» **WRITTEN INSTRUCTION**
Look through the data below. Show each line where the string "structured" occurs.

» **GIVEN RECORDS**

:::

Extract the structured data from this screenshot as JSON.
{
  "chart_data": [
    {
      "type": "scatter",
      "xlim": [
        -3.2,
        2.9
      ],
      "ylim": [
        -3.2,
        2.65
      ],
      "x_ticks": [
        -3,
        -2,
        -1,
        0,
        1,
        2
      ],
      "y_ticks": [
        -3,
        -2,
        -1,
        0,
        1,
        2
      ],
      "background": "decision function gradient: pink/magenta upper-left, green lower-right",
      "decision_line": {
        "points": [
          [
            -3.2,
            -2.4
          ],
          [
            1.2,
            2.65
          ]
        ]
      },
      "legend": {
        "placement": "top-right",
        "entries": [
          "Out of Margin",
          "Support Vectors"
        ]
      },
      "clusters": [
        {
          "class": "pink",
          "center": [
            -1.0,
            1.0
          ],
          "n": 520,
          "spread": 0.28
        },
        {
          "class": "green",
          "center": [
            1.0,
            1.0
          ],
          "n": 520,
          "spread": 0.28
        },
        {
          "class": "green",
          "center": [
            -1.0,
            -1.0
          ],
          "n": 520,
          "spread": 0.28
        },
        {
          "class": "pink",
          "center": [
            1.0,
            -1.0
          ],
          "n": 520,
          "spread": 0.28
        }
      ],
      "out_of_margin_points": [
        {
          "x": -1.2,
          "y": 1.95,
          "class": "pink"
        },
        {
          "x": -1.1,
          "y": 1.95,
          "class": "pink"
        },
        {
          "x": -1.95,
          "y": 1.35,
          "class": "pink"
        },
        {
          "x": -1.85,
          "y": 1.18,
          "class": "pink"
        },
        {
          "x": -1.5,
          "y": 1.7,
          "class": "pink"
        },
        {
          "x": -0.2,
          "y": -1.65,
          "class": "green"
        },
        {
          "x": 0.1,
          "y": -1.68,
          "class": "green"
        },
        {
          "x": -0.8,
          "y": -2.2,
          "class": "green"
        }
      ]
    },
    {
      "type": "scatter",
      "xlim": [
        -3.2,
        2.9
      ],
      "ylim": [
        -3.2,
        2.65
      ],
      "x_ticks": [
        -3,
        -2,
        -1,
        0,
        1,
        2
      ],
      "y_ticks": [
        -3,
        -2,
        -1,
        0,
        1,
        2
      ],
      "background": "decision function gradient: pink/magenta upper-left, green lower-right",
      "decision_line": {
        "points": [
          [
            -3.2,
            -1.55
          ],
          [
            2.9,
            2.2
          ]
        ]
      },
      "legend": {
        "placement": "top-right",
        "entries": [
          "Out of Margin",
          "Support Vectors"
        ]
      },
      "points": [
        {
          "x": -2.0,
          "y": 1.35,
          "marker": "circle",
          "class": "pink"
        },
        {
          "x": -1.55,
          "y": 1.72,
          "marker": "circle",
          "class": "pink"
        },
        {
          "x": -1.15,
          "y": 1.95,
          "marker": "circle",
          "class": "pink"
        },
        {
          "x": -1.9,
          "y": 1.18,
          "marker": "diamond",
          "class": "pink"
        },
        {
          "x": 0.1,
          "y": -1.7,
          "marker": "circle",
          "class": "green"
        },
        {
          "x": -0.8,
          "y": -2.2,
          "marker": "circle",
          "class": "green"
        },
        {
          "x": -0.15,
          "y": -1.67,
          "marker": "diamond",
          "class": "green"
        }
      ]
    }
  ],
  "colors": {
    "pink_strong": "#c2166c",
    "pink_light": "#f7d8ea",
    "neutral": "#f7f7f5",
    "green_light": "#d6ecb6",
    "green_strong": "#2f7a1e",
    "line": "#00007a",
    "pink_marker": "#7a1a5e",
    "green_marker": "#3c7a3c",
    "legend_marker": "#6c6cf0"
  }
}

:::

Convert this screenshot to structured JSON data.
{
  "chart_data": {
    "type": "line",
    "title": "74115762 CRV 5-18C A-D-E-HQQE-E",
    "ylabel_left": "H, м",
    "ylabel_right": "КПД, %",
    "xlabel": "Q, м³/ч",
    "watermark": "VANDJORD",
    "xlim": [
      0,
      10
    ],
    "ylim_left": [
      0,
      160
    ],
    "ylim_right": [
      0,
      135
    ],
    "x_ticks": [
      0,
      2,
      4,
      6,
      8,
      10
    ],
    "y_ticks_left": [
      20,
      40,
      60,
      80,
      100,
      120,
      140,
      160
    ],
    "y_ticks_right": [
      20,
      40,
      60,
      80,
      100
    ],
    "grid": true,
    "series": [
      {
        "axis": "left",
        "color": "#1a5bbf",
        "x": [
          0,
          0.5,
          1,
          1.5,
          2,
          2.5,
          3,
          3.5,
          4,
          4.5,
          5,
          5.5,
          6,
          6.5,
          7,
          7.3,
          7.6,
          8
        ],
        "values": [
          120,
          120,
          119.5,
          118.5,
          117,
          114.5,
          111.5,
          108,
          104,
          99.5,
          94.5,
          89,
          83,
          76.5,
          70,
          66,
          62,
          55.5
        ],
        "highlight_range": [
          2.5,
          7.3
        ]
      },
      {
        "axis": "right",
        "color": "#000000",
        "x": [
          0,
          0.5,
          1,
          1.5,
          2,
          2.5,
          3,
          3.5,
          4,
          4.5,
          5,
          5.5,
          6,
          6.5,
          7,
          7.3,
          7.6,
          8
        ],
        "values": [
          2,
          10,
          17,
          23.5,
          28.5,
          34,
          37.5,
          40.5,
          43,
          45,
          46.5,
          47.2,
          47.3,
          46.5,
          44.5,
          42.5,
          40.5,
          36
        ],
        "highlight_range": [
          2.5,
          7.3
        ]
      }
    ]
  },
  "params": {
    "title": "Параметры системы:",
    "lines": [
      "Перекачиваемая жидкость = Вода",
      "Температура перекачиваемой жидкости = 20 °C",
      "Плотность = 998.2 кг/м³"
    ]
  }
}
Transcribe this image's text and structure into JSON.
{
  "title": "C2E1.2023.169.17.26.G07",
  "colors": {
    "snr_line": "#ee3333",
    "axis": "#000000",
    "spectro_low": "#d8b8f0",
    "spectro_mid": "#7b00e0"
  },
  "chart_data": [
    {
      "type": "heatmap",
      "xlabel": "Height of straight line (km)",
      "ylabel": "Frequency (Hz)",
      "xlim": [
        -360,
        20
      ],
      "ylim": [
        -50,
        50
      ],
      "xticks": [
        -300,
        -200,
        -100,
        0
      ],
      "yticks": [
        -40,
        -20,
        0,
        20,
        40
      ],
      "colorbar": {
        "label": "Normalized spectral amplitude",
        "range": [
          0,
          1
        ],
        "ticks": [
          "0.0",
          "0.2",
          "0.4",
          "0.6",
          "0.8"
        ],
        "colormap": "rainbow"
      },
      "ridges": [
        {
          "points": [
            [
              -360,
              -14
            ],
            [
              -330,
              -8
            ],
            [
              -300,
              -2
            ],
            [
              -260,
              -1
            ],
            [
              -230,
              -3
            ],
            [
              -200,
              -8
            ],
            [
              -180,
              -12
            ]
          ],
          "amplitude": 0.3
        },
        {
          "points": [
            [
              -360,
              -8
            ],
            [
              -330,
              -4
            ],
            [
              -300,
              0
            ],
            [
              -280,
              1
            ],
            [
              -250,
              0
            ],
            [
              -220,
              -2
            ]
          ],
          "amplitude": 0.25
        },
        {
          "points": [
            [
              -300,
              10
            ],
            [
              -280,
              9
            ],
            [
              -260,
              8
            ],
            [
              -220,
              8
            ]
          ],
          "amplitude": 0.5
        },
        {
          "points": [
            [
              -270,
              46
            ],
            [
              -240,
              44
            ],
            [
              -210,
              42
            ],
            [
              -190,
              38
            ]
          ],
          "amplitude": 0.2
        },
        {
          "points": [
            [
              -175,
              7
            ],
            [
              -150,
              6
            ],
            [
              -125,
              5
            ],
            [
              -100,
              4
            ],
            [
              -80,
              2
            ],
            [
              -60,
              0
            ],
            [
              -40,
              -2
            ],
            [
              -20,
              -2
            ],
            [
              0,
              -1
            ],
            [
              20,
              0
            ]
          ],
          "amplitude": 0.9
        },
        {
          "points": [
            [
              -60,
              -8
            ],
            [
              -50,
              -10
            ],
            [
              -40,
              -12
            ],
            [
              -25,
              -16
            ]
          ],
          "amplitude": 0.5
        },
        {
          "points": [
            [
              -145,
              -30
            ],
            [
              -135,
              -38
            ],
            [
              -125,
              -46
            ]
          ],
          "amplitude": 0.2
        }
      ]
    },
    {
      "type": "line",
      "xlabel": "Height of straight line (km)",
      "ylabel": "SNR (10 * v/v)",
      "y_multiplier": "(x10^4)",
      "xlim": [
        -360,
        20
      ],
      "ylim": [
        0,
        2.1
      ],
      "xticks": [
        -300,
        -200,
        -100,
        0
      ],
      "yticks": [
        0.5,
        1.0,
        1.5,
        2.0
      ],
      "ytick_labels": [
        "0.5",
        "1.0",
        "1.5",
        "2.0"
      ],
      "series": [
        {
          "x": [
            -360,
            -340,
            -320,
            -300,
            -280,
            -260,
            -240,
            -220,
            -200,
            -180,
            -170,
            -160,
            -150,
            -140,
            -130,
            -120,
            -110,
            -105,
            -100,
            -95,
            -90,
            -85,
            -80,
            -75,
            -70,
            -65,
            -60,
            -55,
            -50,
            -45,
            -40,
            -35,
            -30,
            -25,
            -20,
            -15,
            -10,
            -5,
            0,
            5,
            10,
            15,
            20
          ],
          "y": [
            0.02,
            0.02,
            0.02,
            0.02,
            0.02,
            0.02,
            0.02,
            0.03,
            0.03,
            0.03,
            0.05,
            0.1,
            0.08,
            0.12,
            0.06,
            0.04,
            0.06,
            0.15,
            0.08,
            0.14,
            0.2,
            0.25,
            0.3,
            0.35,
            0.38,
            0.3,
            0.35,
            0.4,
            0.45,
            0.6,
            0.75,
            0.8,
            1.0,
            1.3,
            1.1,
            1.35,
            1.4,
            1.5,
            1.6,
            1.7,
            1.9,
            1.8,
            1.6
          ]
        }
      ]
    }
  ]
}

:::

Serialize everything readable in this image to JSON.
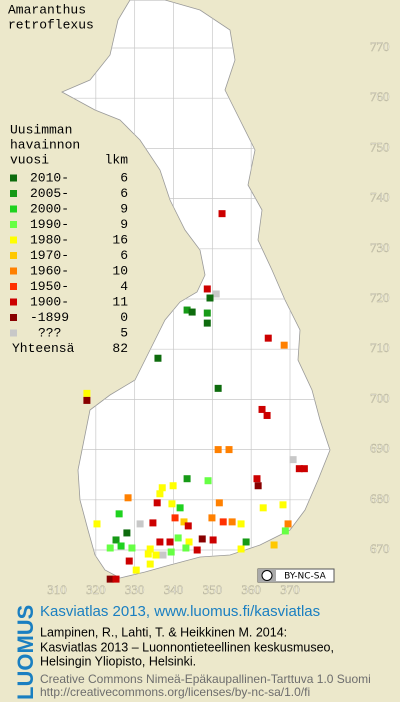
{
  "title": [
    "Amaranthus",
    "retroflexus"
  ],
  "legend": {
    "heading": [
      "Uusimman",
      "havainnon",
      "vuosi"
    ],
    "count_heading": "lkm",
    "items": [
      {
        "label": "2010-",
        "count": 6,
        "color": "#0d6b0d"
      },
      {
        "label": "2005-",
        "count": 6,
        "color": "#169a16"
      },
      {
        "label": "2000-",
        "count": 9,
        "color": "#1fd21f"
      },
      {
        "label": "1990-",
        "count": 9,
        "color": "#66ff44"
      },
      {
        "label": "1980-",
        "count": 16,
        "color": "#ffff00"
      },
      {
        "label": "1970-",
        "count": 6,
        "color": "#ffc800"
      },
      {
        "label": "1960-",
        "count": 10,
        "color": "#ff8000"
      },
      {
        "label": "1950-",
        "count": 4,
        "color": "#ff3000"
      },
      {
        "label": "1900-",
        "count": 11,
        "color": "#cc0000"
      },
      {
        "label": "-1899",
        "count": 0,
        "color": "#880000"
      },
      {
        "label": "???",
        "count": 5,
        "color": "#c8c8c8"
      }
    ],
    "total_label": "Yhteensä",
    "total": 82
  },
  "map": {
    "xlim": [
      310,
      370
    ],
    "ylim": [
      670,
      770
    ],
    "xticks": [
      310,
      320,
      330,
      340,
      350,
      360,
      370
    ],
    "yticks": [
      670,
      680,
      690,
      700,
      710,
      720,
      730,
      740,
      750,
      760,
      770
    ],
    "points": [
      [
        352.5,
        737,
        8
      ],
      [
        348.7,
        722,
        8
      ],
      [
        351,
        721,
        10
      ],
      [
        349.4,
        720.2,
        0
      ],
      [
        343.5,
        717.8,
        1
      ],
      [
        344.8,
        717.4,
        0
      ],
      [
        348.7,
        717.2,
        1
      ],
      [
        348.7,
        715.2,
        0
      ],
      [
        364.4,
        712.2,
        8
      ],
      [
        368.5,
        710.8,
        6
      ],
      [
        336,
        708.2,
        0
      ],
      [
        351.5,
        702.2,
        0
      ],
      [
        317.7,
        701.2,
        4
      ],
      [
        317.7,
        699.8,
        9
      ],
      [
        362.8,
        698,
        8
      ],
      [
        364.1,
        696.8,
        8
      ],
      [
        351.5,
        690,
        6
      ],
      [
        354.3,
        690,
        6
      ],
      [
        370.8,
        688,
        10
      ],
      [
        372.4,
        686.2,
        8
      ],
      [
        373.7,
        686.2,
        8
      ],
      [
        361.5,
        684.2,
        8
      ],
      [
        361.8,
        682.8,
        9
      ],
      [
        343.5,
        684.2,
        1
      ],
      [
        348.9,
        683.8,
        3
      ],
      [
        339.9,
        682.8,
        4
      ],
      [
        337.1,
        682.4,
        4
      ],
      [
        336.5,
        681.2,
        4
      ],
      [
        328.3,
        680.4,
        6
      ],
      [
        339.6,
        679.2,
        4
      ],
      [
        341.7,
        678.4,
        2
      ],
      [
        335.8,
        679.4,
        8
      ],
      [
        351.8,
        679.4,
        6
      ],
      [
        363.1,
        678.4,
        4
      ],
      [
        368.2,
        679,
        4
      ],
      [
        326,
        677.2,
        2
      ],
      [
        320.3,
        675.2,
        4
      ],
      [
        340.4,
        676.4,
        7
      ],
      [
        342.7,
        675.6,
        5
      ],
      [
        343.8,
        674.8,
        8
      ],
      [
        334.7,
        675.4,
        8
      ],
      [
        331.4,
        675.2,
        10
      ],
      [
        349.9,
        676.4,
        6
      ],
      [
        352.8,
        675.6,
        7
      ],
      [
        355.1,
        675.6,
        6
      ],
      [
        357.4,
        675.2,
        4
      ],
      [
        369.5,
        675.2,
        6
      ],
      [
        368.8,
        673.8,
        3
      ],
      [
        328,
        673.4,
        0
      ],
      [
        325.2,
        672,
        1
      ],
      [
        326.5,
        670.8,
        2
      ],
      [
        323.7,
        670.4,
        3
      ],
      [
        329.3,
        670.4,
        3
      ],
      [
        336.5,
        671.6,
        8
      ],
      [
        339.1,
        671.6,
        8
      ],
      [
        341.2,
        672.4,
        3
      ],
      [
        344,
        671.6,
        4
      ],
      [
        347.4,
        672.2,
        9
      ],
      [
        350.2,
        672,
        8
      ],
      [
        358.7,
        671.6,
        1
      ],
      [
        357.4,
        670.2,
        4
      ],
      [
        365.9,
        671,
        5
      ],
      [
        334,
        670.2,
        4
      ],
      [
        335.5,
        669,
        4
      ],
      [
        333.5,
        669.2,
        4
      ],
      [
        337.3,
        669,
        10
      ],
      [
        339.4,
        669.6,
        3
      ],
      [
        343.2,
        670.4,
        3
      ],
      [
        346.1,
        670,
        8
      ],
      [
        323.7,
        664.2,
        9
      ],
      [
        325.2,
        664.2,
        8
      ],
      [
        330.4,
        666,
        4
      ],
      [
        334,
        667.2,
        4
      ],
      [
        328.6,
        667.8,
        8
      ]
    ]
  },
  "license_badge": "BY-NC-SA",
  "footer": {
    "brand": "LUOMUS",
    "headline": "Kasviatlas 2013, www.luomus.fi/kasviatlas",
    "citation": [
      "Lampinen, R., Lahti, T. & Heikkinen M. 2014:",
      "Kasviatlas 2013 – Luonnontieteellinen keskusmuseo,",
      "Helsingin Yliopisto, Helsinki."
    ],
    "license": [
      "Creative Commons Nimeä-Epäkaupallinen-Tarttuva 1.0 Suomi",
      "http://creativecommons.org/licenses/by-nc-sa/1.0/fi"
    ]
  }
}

:::

» **RESPONSE BELOW**
Extract the structured data from this screenshot as JSON.
Convert this screenshot to structured JSON data.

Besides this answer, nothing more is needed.